* What is needed *
For every line in the data below that contains "degli", copy the line.

■ ■ ■ ■

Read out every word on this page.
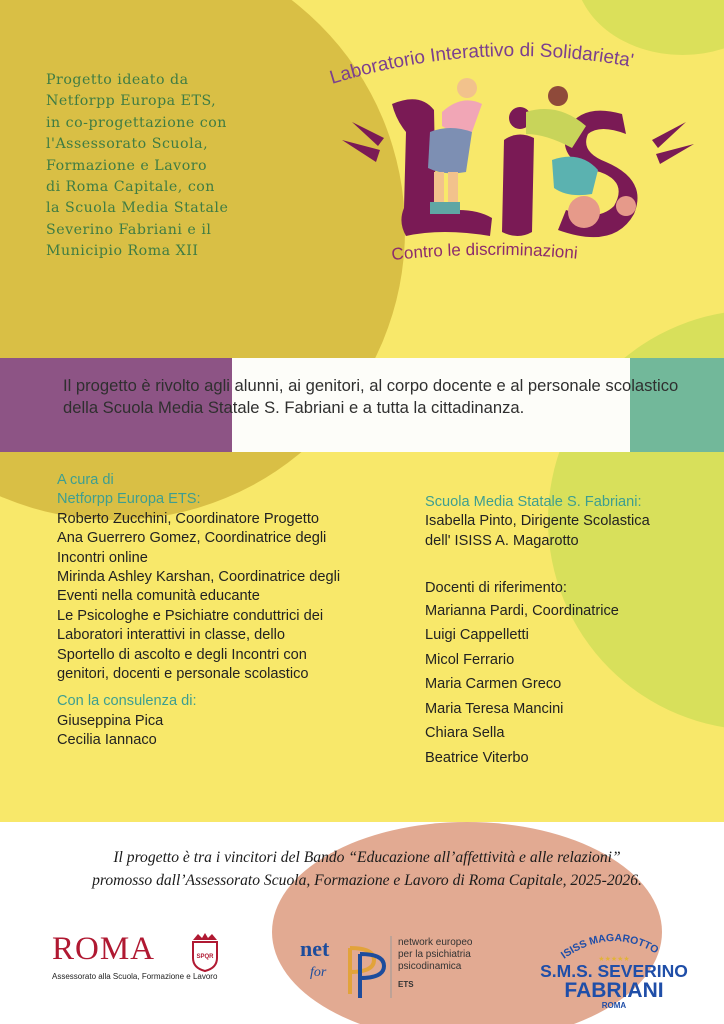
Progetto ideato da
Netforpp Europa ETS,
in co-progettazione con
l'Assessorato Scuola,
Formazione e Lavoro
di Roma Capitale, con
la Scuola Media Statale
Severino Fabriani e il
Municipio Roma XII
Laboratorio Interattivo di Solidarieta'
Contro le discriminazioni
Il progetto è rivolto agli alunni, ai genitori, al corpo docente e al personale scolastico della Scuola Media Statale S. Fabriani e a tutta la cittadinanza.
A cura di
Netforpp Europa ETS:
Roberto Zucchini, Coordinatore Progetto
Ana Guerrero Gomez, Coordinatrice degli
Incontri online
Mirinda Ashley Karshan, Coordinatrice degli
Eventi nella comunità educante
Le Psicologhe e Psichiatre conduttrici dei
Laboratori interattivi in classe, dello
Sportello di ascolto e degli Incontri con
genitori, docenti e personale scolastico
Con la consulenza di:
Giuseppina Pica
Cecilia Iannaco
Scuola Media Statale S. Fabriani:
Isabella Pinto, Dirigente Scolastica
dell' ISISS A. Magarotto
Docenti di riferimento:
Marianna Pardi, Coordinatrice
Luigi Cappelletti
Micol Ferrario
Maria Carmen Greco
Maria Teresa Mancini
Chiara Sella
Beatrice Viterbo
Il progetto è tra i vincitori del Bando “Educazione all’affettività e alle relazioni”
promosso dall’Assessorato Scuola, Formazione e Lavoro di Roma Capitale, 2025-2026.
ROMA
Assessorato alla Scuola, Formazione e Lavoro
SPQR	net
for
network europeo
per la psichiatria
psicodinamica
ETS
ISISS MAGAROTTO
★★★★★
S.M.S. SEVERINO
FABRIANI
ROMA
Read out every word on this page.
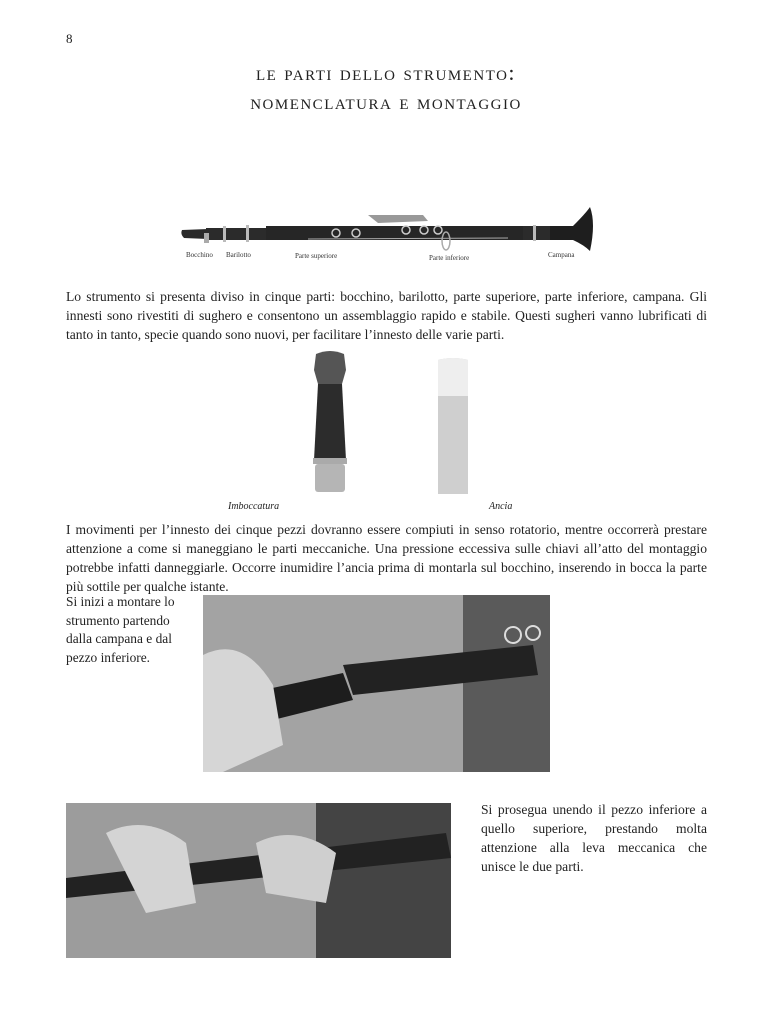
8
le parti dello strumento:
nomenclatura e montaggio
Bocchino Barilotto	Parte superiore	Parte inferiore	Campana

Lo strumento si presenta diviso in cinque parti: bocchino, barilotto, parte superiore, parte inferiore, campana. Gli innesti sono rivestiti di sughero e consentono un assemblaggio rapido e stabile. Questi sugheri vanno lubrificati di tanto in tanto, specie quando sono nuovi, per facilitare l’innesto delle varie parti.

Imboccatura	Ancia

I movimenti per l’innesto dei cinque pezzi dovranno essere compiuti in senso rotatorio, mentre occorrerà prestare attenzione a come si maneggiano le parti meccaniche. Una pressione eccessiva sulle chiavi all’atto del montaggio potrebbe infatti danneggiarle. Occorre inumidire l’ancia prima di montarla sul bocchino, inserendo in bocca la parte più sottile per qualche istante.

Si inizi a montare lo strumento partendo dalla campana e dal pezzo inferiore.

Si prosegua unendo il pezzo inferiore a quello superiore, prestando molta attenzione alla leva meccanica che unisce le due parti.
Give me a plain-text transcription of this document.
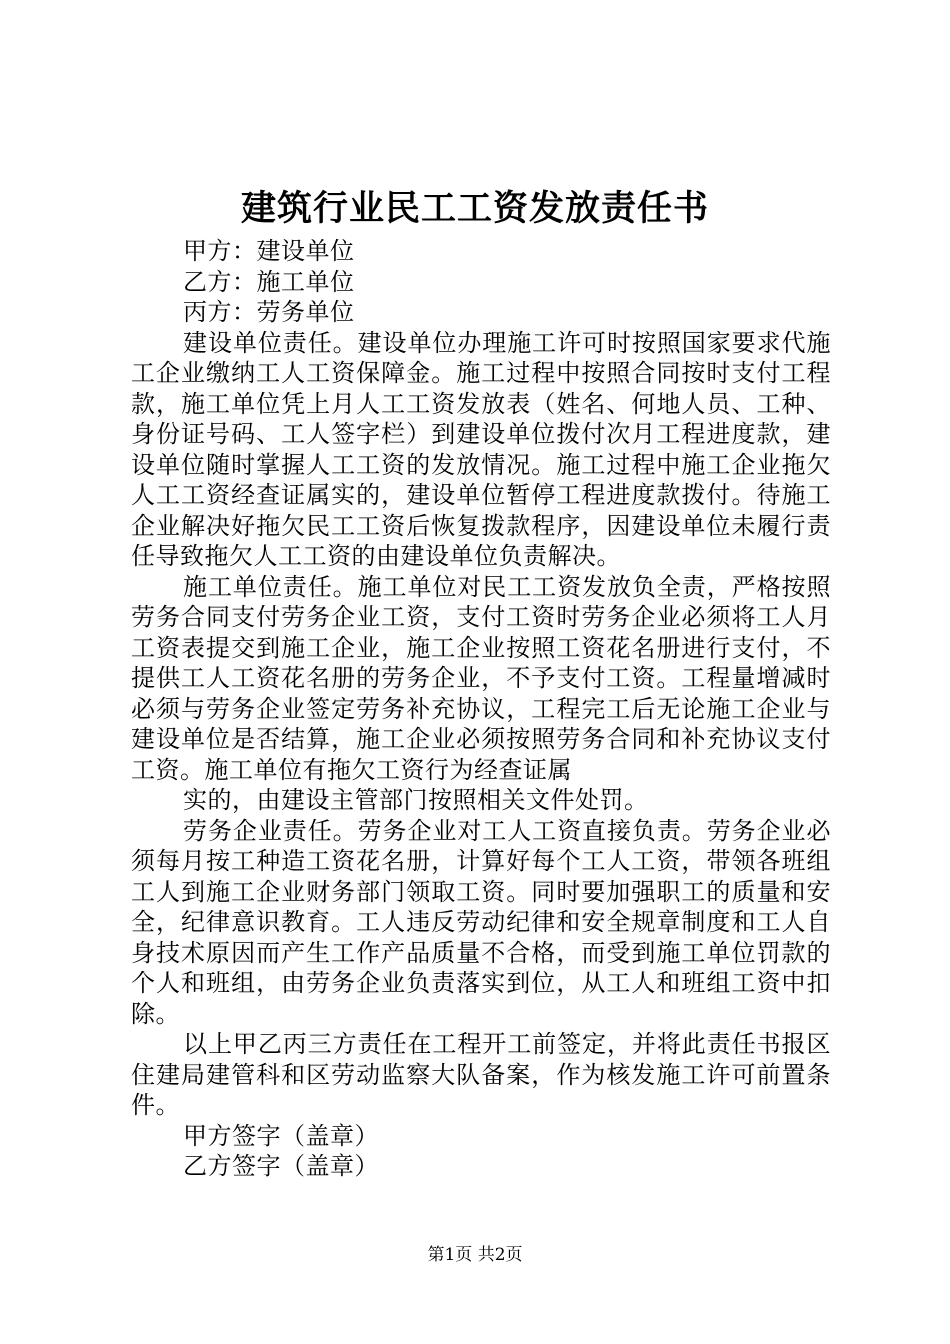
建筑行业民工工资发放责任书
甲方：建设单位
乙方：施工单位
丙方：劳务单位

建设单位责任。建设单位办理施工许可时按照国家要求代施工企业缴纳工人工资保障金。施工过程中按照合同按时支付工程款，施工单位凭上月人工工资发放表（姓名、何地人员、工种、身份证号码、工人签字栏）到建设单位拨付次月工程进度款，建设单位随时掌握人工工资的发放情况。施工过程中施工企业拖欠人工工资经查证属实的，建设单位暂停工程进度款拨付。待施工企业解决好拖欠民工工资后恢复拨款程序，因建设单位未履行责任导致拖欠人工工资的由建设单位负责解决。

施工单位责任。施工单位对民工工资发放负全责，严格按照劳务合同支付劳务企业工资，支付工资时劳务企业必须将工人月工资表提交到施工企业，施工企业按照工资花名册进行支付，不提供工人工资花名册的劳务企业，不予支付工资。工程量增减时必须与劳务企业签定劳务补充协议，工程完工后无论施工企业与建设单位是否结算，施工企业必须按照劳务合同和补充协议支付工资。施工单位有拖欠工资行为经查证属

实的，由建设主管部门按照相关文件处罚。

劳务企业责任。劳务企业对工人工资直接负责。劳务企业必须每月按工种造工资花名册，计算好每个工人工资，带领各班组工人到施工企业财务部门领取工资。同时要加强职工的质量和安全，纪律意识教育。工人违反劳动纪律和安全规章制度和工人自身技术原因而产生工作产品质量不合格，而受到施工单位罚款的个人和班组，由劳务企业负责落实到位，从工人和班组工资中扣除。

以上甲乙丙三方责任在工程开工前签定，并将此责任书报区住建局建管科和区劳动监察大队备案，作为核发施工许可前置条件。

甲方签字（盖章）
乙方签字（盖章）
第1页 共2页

■ ■ ■ ■

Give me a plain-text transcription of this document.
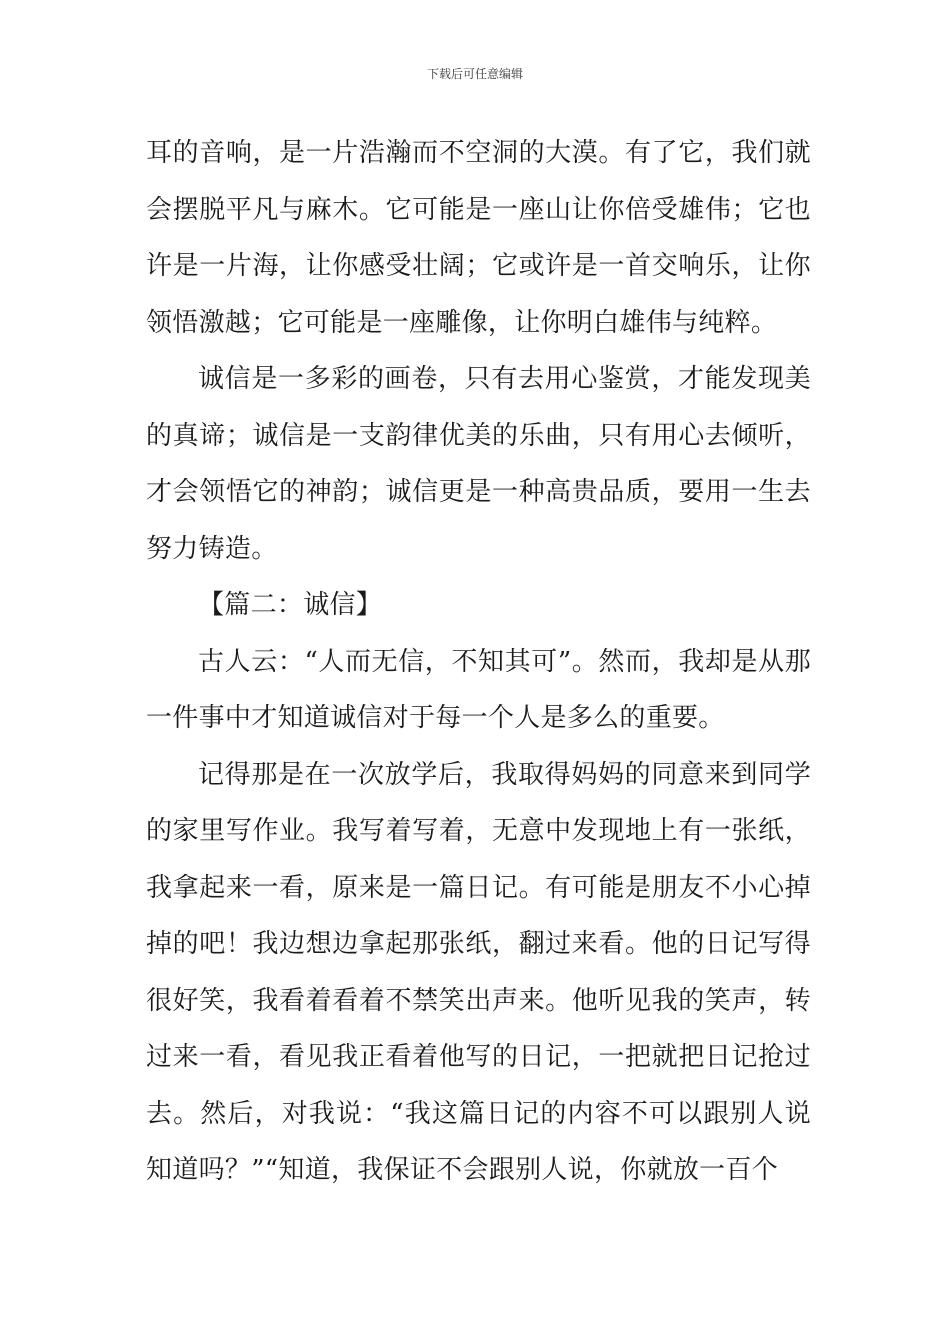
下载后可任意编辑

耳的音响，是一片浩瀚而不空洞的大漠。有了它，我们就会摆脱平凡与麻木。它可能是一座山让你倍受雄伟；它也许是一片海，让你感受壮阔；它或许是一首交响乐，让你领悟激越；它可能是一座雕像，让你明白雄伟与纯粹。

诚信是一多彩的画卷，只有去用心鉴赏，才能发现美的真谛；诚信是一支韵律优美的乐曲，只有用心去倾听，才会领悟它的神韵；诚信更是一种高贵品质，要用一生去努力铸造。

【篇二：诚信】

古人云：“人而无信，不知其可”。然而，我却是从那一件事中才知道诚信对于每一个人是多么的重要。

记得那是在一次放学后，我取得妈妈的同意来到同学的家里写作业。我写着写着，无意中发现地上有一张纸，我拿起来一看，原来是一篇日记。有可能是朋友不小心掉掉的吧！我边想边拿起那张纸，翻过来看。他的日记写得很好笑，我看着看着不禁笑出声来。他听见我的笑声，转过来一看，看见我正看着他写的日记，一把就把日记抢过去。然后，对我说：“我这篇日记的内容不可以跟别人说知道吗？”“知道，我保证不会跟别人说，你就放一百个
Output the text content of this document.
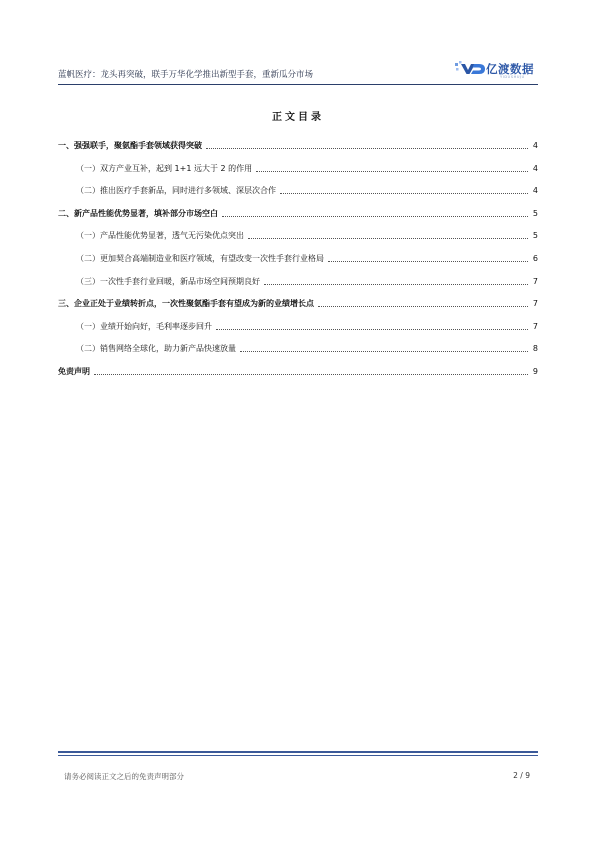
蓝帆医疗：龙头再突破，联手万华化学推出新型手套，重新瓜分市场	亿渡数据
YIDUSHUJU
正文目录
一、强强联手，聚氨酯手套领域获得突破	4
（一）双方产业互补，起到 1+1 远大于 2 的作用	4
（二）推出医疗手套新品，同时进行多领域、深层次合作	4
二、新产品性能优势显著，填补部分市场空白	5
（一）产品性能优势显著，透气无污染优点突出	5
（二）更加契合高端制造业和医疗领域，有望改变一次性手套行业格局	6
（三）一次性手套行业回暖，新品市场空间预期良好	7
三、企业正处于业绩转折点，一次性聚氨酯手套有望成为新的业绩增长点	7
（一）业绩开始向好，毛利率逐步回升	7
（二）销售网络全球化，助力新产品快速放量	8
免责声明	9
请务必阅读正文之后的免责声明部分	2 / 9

■ ■ ■ ■

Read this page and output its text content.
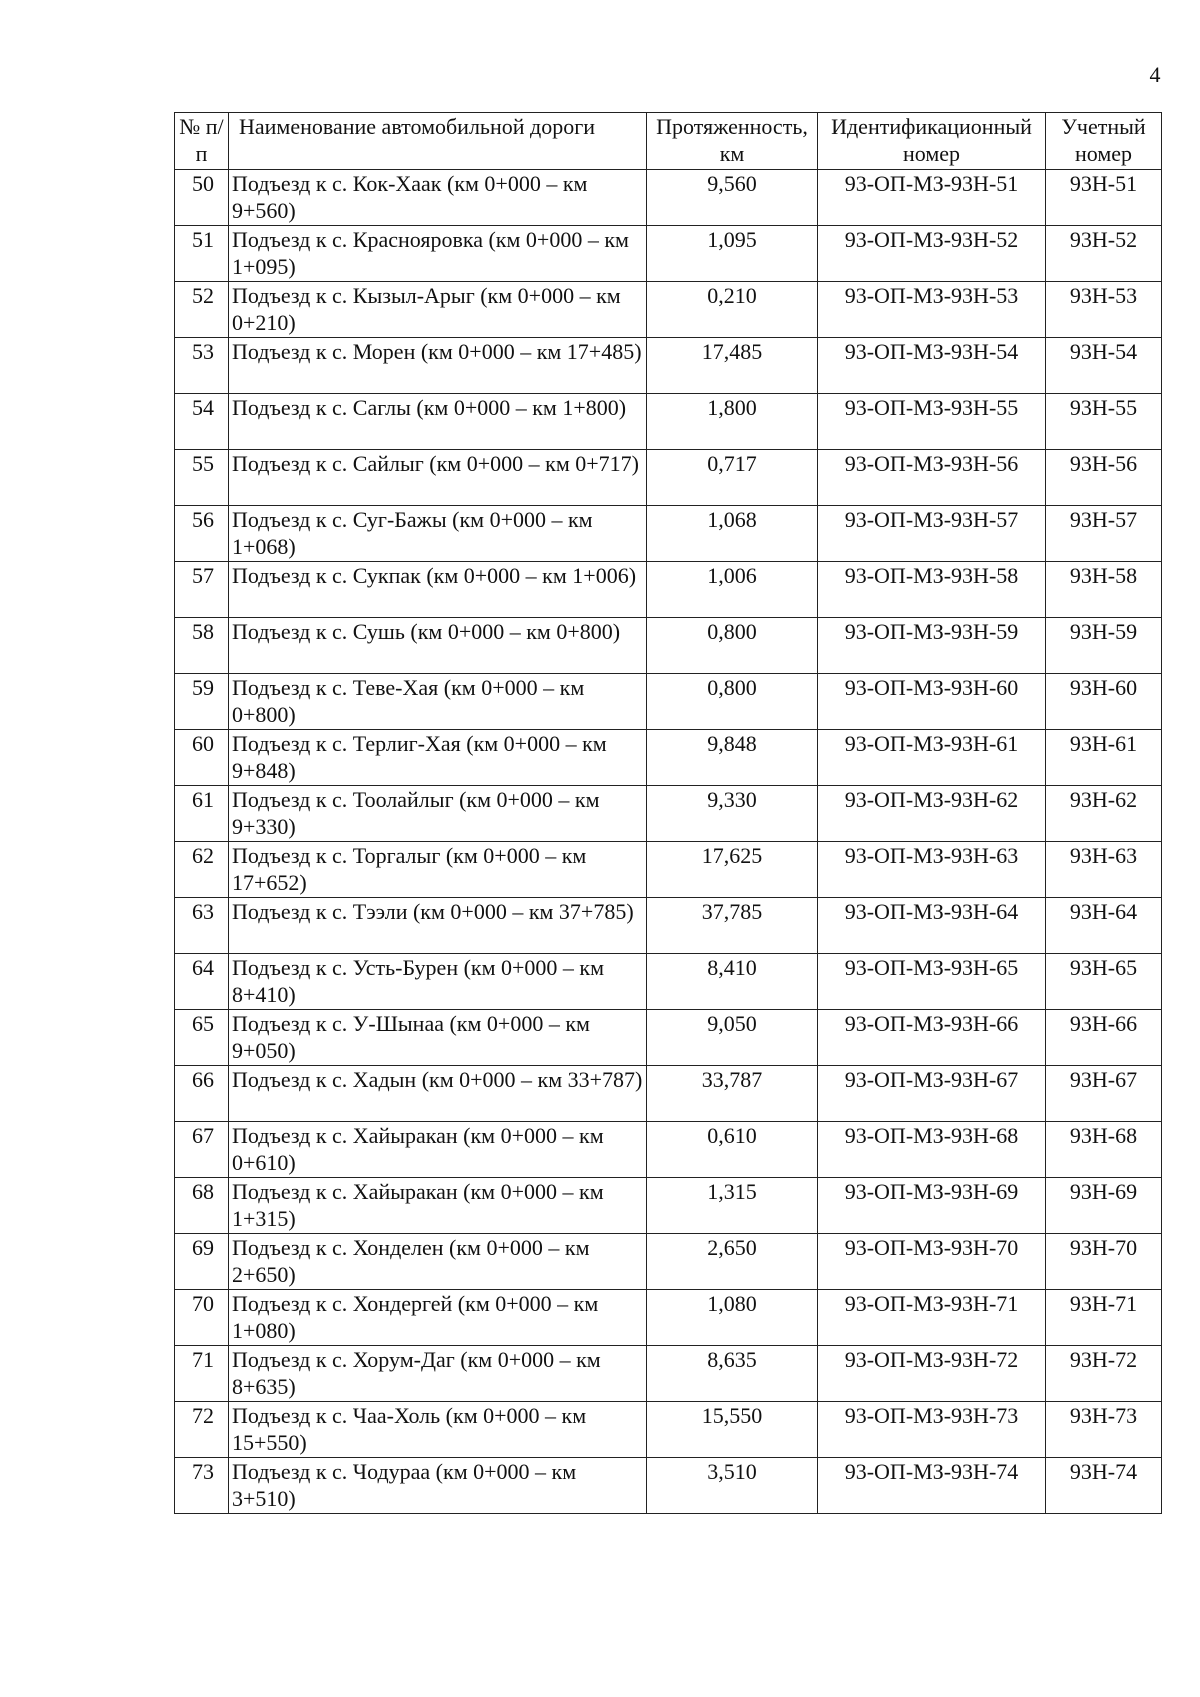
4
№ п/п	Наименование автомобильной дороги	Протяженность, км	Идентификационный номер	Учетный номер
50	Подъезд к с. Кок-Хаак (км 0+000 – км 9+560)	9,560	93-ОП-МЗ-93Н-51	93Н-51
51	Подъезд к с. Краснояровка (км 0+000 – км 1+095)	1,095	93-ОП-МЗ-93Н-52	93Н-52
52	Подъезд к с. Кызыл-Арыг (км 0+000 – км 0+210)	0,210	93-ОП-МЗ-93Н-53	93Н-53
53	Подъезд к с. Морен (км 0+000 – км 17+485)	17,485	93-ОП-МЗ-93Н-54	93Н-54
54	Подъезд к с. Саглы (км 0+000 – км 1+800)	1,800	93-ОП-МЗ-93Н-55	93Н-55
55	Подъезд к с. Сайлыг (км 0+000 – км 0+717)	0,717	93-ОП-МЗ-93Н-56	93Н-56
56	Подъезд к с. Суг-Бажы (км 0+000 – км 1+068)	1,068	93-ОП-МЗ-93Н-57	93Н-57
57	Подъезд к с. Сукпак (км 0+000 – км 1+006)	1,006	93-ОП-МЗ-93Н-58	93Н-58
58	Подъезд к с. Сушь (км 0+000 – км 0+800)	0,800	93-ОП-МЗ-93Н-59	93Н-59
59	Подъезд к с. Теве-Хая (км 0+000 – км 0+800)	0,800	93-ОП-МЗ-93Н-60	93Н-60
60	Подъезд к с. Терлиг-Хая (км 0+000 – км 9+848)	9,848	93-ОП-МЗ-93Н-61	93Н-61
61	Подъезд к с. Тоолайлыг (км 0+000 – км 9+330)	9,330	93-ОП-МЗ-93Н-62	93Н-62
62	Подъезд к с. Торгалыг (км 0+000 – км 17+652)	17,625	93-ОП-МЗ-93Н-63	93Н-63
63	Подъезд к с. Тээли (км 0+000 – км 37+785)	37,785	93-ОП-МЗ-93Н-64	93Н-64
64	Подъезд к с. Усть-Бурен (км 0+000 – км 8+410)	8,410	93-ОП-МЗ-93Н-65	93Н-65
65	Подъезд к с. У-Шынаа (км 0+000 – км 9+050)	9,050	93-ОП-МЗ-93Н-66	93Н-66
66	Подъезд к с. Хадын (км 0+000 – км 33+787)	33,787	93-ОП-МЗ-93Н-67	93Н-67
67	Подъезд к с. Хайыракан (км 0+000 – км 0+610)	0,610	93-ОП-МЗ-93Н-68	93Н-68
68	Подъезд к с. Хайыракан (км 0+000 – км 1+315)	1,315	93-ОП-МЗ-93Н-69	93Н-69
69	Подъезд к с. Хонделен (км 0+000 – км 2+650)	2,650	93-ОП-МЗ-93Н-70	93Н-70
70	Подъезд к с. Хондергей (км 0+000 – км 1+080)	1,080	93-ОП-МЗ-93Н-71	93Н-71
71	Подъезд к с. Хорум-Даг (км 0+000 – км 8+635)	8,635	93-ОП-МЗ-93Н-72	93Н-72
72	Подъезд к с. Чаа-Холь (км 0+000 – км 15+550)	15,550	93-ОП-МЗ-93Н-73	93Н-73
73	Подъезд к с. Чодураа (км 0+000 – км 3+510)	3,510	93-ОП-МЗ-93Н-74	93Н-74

■ ■ ■ ■

* Solution to this problem *
Ana Guerrero Gomez, Coordinatrice degli
Mirinda Ashley Karshan, Coordinatrice degli
Sportello di ascolto e degli Incontri con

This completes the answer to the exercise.